Excerpted records ▸
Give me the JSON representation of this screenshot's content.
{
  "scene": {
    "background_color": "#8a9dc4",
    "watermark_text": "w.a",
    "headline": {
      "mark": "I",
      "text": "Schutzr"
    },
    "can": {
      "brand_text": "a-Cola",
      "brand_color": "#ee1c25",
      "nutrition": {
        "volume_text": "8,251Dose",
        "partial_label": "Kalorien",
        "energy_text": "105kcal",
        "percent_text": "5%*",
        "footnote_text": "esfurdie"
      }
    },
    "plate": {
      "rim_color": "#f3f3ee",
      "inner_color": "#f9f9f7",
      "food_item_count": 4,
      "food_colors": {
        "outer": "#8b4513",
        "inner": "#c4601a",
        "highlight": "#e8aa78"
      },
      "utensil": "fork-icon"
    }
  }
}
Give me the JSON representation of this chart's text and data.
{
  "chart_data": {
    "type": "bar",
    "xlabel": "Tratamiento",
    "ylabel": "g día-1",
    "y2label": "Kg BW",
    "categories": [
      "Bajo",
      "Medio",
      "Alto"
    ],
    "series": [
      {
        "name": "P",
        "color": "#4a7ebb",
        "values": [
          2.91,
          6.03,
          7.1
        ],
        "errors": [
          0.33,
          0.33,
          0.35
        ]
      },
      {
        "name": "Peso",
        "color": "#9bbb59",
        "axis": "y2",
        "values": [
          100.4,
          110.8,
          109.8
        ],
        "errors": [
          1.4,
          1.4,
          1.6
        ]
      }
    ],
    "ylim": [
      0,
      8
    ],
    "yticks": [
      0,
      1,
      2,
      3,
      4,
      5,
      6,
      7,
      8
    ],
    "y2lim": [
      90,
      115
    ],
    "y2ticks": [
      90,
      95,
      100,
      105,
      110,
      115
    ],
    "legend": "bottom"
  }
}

Exercise instructions ▸
From the first line to the last, please quote the material above exactly.

Written response ▸
Give me the JSON representation of this screenshot's content.
{
  "scene": {
    "background_color": "#8a9dc4",
    "watermark_text": "w.a",
    "headline": {
      "mark": "I",
      "text": "Schutzr"
    },
    "can": {
      "brand_text": "a-Cola",
      "brand_color": "#ee1c25",
      "nutrition": {
        "volume_text": "8,251Dose",
        "partial_label": "Kalorien",
        "energy_text": "105kcal",
        "percent_text": "5%*",
        "footnote_text": "esfurdie"
      }
    },
    "plate": {
      "rim_color": "#f3f3ee",
      "inner_color": "#f9f9f7",
      "food_item_count": 4,
      "food_colors": {
        "outer": "#8b4513",
        "inner": "#c4601a",
        "highlight": "#e8aa78"
      },
      "utensil": "fork-icon"
    }
  }
}
Give me the JSON representation of this chart's text and data.
{
  "chart_data": {
    "type": "bar",
    "xlabel": "Tratamiento",
    "ylabel": "g día-1",
    "y2label": "Kg BW",
    "categories": [
      "Bajo",
      "Medio",
      "Alto"
    ],
    "series": [
      {
        "name": "P",
        "color": "#4a7ebb",
        "values": [
          2.91,
          6.03,
          7.1
        ],
        "errors": [
          0.33,
          0.33,
          0.35
        ]
      },
      {
        "name": "Peso",
        "color": "#9bbb59",
        "axis": "y2",
        "values": [
          100.4,
          110.8,
          109.8
        ],
        "errors": [
          1.4,
          1.4,
          1.6
        ]
      }
    ],
    "ylim": [
      0,
      8
    ],
    "yticks": [
      0,
      1,
      2,
      3,
      4,
      5,
      6,
      7,
      8
    ],
    "y2lim": [
      90,
      115
    ],
    "y2ticks": [
      90,
      95,
      100,
      105,
      110,
      115
    ],
    "legend": "bottom"
  }
}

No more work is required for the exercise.